YOUR TASK: Go through the data below and gather each line containing "document".
--- Start of MATERIAL FOR THE TASK ---
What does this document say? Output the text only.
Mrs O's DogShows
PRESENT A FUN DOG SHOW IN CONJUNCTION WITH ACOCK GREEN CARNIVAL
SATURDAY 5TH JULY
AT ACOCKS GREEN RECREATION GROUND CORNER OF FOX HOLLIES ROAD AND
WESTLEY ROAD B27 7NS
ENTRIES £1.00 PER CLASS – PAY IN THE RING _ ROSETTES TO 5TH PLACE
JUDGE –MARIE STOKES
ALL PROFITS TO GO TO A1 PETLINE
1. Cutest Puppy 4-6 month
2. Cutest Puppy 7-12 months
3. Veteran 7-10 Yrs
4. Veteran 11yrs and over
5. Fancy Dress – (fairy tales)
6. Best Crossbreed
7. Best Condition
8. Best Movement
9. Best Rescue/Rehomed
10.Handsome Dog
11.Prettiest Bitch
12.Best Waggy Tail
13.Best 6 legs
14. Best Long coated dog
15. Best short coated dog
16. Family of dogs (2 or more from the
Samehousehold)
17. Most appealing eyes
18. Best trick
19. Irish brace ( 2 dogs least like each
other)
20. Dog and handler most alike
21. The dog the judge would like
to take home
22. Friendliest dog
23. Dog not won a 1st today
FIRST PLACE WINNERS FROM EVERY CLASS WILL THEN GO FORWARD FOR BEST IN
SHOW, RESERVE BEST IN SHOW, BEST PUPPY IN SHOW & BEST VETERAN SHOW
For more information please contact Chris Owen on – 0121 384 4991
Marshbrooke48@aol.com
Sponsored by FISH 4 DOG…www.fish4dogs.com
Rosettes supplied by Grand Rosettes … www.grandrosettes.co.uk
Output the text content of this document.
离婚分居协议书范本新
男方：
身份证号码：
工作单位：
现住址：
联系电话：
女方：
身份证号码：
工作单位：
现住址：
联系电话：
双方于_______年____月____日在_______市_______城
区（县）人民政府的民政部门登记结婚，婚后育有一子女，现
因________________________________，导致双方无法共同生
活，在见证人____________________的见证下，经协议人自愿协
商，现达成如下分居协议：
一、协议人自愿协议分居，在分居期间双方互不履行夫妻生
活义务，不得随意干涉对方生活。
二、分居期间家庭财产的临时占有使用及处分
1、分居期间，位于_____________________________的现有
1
--- End of MATERIAL FOR THE TASK ---
FULL OUTPUT:
What does this document say? Output the text only.
Output the text content of this document.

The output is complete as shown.